(Data records)
==============================

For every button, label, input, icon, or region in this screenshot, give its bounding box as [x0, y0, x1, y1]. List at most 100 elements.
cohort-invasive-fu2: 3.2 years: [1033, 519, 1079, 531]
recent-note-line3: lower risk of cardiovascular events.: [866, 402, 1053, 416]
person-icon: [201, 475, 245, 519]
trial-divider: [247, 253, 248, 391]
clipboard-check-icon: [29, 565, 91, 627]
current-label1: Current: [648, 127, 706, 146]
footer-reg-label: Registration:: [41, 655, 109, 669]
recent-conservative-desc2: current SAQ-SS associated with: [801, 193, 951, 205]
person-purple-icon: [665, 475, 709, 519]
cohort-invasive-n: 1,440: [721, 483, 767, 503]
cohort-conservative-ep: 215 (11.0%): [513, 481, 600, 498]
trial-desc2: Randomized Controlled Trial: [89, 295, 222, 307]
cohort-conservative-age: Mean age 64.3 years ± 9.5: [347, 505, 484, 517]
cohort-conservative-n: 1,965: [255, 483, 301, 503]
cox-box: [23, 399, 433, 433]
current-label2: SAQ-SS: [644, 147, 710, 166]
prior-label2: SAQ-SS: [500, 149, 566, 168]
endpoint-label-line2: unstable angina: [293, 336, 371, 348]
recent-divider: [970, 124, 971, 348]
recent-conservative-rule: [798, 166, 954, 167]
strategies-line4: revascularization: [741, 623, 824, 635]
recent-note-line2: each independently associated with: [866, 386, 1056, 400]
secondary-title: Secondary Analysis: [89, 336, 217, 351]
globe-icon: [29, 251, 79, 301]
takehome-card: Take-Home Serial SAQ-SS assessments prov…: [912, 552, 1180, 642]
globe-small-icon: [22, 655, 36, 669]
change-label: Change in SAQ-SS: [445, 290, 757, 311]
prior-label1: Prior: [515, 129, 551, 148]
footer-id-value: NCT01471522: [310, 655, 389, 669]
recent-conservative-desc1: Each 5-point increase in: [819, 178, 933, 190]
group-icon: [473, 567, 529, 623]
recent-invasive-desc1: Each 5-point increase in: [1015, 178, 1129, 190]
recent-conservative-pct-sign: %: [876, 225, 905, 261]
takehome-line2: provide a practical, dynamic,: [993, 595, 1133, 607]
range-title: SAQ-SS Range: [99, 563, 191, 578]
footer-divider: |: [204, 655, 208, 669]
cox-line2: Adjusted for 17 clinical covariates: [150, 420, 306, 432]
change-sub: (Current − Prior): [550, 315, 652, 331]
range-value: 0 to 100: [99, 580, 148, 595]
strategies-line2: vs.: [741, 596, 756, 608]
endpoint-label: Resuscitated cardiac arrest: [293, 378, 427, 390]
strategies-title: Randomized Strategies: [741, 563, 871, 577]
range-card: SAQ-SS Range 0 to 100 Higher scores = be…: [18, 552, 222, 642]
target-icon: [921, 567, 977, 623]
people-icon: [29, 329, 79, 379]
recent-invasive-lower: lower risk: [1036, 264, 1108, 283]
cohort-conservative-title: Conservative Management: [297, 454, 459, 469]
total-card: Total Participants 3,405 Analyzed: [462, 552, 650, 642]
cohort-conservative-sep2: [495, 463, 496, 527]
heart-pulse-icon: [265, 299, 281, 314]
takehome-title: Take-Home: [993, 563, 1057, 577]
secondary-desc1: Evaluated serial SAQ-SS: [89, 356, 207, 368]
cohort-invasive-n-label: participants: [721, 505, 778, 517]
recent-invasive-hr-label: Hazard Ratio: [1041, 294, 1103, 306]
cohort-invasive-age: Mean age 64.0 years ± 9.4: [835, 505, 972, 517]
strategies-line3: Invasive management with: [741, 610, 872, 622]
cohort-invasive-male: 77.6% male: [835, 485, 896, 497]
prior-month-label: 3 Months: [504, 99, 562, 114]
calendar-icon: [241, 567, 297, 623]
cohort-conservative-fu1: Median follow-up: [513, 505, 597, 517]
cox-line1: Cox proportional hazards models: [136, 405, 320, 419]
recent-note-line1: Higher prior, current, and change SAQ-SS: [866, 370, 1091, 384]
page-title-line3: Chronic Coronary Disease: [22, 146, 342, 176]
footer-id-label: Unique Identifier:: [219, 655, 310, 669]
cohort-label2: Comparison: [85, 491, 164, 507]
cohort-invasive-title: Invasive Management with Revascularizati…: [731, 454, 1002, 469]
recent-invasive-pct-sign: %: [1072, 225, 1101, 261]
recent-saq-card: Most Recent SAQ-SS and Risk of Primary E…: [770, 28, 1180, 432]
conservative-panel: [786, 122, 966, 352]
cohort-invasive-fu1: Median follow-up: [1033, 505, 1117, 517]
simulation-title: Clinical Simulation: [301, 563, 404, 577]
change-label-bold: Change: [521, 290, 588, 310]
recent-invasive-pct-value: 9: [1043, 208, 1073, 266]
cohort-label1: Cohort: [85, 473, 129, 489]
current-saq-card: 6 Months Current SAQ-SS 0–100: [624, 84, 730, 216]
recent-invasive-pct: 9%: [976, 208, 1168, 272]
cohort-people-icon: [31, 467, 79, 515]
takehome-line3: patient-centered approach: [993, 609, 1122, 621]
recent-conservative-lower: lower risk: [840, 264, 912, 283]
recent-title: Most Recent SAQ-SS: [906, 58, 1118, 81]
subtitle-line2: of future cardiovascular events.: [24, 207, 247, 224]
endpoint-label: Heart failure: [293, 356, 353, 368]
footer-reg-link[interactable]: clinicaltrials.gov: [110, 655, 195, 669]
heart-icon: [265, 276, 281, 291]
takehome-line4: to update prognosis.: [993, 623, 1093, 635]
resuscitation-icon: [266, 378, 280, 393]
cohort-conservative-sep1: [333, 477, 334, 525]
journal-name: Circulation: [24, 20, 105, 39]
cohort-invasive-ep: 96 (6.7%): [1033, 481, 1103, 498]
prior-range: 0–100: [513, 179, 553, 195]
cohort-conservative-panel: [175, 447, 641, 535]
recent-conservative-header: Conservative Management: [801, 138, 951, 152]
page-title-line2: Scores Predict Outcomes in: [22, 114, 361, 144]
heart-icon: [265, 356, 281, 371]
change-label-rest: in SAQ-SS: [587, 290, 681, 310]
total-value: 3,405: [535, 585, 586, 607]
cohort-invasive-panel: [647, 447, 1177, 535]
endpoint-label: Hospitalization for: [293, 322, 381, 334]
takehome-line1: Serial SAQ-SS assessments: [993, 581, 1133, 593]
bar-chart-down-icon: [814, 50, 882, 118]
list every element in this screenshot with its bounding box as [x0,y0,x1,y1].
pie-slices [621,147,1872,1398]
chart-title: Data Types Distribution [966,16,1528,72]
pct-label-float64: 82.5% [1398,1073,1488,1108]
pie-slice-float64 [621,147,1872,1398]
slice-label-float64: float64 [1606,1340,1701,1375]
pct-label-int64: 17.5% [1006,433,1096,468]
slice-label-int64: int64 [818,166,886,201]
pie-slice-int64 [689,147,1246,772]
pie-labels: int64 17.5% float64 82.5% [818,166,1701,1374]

==============================

* _What you have to do_: Filter the listing above to only the lines containing the string "follow", and copy each of those lines in full.

* _Reply_:
cohort-conservative-fu1: Median follow-up: [513, 505, 597, 517]
cohort-invasive-fu1: Median follow-up: [1033, 505, 1117, 517]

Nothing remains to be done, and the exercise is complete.